Stored records:

━━━━━━━━━━

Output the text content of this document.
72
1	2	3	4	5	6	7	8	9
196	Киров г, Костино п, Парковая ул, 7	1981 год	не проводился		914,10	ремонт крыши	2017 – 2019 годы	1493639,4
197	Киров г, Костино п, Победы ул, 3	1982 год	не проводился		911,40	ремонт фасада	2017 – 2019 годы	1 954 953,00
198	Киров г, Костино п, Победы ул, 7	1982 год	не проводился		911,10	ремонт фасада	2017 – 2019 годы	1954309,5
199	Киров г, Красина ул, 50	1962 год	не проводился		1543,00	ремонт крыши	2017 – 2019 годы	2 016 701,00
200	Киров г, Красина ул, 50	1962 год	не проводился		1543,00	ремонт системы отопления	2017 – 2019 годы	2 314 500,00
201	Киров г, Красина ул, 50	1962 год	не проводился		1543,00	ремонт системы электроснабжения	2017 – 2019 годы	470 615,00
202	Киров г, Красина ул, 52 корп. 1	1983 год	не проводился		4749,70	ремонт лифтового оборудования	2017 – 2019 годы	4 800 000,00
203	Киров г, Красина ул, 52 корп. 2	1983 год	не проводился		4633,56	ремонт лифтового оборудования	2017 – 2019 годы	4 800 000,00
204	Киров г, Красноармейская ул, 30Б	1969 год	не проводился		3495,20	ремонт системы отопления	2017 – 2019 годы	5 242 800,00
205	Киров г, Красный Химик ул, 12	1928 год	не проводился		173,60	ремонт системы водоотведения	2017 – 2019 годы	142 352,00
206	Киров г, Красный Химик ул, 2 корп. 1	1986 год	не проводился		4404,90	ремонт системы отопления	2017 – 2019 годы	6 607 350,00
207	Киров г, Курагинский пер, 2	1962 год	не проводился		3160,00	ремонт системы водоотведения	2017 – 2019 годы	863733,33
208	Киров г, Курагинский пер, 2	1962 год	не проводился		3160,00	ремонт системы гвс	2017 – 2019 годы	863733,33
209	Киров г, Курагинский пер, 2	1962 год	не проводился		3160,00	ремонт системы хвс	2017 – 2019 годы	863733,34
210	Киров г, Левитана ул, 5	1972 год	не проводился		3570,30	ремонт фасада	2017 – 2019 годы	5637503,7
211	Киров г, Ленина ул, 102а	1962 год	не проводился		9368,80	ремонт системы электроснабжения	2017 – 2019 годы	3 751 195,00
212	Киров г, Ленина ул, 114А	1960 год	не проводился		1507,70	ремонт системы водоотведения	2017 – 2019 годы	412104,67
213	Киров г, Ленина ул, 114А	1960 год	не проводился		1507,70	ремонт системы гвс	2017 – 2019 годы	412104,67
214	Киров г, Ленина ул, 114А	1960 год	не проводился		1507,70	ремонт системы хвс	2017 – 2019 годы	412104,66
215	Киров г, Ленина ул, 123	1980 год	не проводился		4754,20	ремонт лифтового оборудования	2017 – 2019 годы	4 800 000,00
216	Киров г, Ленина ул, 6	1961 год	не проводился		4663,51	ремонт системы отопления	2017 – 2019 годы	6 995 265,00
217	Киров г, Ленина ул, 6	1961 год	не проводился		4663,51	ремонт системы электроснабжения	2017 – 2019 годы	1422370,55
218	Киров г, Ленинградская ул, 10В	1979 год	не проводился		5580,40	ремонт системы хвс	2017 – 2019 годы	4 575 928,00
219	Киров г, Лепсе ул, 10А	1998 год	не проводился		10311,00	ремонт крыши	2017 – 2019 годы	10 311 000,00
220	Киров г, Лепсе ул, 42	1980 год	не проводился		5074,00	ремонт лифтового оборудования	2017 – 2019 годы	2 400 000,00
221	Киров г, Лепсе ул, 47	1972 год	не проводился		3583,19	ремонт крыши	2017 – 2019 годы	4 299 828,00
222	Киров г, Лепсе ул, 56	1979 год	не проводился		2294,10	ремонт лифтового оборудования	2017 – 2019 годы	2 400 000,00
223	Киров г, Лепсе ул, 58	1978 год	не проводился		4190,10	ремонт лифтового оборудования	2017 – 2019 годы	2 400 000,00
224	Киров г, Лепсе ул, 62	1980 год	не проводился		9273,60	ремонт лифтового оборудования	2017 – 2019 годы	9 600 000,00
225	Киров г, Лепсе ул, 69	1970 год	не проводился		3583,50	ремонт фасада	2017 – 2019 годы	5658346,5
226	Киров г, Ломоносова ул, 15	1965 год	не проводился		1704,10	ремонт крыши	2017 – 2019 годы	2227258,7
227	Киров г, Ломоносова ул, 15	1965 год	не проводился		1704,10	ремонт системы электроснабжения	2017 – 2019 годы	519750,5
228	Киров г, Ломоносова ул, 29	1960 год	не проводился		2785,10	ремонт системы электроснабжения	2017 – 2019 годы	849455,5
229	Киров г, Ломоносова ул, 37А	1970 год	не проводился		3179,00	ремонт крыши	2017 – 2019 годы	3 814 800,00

━━━━━━━━━━

What is expected:
Using the listing above, list every line in which the string "Курагинский" occurs.

Result:
207	Киров г, Курагинский пер, 2	1962 год	не проводился		3160,00	ремонт системы водоотведения	2017 – 2019 годы	863733,33
208	Киров г, Курагинский пер, 2	1962 год	не проводился		3160,00	ремонт системы гвс	2017 – 2019 годы	863733,33
209	Киров г, Курагинский пер, 2	1962 год	не проводился		3160,00	ремонт системы хвс	2017 – 2019 годы	863733,34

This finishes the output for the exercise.